*Records about charts and figures:*

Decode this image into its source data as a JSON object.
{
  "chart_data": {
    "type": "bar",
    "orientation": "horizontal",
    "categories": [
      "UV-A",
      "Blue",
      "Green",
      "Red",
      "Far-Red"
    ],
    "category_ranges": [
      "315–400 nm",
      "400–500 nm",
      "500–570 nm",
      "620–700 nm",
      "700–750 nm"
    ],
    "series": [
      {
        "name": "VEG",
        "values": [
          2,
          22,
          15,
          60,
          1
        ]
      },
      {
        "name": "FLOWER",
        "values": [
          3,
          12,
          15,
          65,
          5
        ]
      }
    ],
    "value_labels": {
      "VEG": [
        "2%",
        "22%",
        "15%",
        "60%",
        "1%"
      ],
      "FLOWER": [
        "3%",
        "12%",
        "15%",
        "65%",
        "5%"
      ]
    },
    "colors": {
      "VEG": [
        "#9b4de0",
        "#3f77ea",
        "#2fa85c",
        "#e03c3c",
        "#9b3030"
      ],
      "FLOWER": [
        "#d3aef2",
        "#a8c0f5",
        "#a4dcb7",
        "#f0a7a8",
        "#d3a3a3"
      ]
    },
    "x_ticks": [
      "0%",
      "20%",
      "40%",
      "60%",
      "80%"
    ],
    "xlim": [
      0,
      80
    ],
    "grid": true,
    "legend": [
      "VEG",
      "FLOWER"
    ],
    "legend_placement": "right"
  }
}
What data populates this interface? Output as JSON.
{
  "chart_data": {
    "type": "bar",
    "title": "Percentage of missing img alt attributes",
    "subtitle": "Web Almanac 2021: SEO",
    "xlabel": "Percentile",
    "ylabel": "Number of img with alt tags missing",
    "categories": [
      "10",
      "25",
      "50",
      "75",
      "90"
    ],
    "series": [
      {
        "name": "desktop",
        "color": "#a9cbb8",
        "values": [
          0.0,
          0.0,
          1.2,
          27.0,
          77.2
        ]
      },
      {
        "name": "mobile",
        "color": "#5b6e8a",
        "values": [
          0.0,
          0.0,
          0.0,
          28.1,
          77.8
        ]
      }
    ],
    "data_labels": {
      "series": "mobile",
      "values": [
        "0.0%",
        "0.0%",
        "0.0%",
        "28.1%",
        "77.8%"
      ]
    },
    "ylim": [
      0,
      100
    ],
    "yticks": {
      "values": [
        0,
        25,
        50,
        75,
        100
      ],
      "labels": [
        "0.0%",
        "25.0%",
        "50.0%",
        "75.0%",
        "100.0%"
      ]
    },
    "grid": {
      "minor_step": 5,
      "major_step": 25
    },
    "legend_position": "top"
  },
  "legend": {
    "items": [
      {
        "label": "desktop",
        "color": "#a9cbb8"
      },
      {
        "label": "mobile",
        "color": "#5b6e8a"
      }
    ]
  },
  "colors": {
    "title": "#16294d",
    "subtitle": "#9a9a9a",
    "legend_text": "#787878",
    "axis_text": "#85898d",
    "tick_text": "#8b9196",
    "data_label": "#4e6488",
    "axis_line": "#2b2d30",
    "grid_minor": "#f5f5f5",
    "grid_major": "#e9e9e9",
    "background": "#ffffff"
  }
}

*WHAT IS ASKED:* From the entries above, select each line containing the string "this".

*FULL SOLUTION:*
Decode this image into its source data as a JSON object.
What data populates this interface? Output as JSON.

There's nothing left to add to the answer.